▶ PROBLEMS AND TASKS
[A] Translate this sentence from the passage on two-dimensional atomic gases into Spanish: "Atomic gases are useful because their ingredients are familiar: the atoms interact through well-defined two-body collisions, and the trapping potentials confining the gas are known."
[B] Name every person who appears by name in the passage on two-dimensional atomic gases.
[C] Answer these questions from the passage on two-dimensional atomic gases:
(i) Which isotope made up the Bose gas that Hadzibabic and colleagues confined in flat traps?
(ii) In what year was the theorem ruling out a class of phase transitions in one and two dimensions proved?
(iii) What two quantities alone determine the size of the jump in superfluid density at the BKT transition?

▶ PASSAGE PROVIDED
Begin
The observation of Bose–Einstein condensation in an atomic gas was a seminal result. Two-dimensional gases are more complex, and an intriguing interference experiment has exposed a different superfluid transition.
Atomic quantum gases are unique systems for investigating elementary concepts in many-particle physics. The most prominent example is Bose–Einstein condensation — the formation of a gaseous superfluid through the collapse of an ensemble of atoms into a single quantum state — which was first observed in an ultracold gas of rubidium atoms1. Atomic gases are useful because their ingredients are familiar: the atoms interact through well-defined two-body collisions, and the trapping potentials confining the gas are known. That simplicity allows experimental insights to be linked directly to theoretical fundamentals.
But can physics in two dimensions — which is intrinsically different from that in three — also be investigated in atomic quantum gases? Hadzibabic and colleagues set out to do just this, and their results are published on page 1118 of this issue2. In an intriguing experimental set-up, the authors used laser-induced optical potentials to squeeze an ultracold ‘Bose’ gas — consisting of atoms with integer spin, in this case rubidium-87 — into flat traps so that the atoms could move only within a plane. To find out what the gas was doing, they cunningly placed two traps on top of one another and released the atoms from both. Images of the resulting interference patterns yielded information on crucial aspects of the two-dimensional gas3.
The history of physics in two dimensions is littered with puzzles and surprises. In 1966, a theorem proclaiming the absence of a class of phase transitions in one and two dimensions was proved4,5. Essentially, minute thermal fluctuations prevent order from emerging over large distances in such systems. A Bose–Einstein condensate consists of atoms whose quantum-mechanical wavefunctions are ‘coherent’ — perfectly in phase — and so exhibit a form of long-range order. Thus, an immediate consequence of this theorem was that, except purely theoretically at a temperature of absolute zero, a Bose–Einstein condensate cannot exist in one or two dimensions.
In two dimensions, however, the destruction of order by thermal fluctuations is only marginal: order can develop over short distances, decaying slowly with increasing distance so that quasi-long-range order survives. This reduced order is sufficient to generate another property of condensed matter: that of stiffness, such as occurs when a solid resists the shear force applied to two opposite surfaces of the body. This shear stiffness is lost when the solid melts and becomes a liquid. Analogously to the behaviour of a solid, below a certain temperature a Bose gas resists a ‘twist’ in the phase of its atoms applied to its boundaries. This phenomenon is the prerequisite for establishing a superfluid that flows without friction.
Usually, such stiffness is established by a phase transition into an ordered phase. But in two dimensions, stiffness can be present without true order. The Soviet physicist Vadim L'vovich Berezinskii was the first to understand the curious nature of this superfluid yet non-ordered, low-temperature phase. In 1971, he predicted the existence of a phase transition6 that he attributed to the uncoupling of bound pairs of vortices with superfluid currents circulating in opposite directions7. Some months later, Michael Kosterlitz and David Thouless8,9 presented an elegant thermo-dynamic argument that established the correct expression for the temperature, TBKT, at which this Berezinskii–Kosterlitz–Thouless (BKT) transition occurs. Going above this temperature, quasi-long-range order suddenly disappears, as does superfluidity — the superfluid density collapses to zero in a characteristic jump that depends only on TBKT and the mass of the atoms involved10.
End
▶ DATASET CONTENT
Begin
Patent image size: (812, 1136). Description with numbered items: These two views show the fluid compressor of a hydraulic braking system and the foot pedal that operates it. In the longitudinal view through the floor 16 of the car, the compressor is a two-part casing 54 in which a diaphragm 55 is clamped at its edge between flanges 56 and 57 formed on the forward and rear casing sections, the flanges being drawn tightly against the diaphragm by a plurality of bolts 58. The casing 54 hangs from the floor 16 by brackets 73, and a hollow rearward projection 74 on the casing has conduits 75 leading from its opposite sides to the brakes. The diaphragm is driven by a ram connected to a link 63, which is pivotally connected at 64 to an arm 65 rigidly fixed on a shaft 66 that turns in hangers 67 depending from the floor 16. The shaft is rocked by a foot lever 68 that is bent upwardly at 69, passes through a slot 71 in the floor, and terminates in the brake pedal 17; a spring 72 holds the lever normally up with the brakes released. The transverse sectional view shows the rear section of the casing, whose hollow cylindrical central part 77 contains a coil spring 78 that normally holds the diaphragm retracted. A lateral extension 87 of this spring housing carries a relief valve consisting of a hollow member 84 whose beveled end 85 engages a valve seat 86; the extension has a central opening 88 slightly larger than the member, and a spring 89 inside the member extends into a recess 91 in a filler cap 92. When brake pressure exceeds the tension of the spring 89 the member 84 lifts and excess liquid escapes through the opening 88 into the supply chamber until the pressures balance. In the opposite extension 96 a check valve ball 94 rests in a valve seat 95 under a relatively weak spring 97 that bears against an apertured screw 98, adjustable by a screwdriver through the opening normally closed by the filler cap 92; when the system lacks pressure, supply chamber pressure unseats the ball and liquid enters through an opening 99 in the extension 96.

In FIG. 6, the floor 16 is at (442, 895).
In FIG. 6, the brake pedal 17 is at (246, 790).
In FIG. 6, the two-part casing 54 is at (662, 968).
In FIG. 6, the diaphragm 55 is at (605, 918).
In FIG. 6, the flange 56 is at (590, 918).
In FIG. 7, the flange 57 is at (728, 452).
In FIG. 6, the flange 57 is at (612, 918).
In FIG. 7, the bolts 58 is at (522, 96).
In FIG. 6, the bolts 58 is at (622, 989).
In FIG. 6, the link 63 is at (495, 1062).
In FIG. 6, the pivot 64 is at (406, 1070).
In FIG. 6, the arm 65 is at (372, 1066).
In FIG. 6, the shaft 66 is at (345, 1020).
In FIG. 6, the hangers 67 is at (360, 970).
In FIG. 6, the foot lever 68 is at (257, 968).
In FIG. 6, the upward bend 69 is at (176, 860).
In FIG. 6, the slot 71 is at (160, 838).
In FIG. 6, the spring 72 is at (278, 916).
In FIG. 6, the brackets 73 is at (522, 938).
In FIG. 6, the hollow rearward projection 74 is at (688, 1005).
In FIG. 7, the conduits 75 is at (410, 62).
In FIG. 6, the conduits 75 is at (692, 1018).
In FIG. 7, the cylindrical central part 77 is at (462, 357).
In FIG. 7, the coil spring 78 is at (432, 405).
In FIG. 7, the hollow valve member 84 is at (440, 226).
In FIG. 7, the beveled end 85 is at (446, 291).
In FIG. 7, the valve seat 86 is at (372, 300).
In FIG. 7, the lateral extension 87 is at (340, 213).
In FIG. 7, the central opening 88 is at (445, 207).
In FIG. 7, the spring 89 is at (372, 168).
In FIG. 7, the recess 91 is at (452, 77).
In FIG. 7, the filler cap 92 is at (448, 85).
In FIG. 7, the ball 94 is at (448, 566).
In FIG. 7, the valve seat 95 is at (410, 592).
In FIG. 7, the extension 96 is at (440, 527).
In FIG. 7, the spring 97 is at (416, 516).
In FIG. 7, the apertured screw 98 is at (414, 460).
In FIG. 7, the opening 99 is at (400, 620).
End
Begin
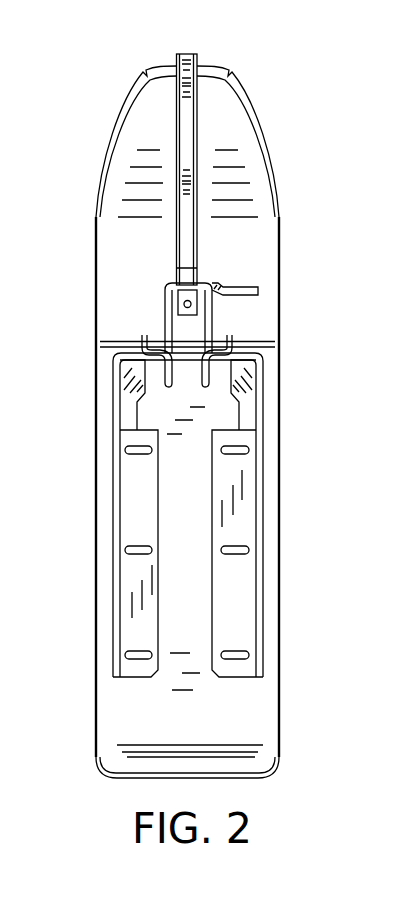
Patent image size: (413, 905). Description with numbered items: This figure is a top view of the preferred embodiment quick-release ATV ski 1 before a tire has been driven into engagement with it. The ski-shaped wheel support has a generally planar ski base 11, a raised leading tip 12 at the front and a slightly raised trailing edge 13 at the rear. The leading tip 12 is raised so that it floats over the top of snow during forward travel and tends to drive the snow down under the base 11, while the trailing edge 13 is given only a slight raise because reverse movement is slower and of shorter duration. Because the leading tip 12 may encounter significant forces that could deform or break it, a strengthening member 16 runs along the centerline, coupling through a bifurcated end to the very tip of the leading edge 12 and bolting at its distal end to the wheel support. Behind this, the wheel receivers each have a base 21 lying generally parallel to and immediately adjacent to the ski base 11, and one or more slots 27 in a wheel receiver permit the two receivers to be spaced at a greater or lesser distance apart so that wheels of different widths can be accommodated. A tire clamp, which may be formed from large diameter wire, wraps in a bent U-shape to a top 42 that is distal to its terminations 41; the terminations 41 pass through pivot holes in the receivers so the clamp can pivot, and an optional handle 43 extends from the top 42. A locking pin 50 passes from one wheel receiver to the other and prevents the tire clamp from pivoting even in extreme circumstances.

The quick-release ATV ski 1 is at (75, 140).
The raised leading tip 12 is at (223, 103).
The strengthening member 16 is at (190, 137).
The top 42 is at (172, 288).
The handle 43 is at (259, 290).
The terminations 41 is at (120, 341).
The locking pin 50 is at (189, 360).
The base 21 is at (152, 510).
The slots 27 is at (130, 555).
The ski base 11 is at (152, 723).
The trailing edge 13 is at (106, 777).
End
▶ SOLVED TASKS
[A] Los gases atómicos son útiles porque sus ingredientes resultan familiares: los átomos interactúan mediante colisiones bien definidas entre dos cuerpos, y se conocen los potenciales de atrapamiento que confinan el gas.

[B]
Hadzibabic
Vadim L'vovich Berezinskii
Michael Kosterlitz
David Thouless

[C]
(i) Rubidium-87.
(ii) 1966.
(iii) TBKT and the mass of the atoms involved.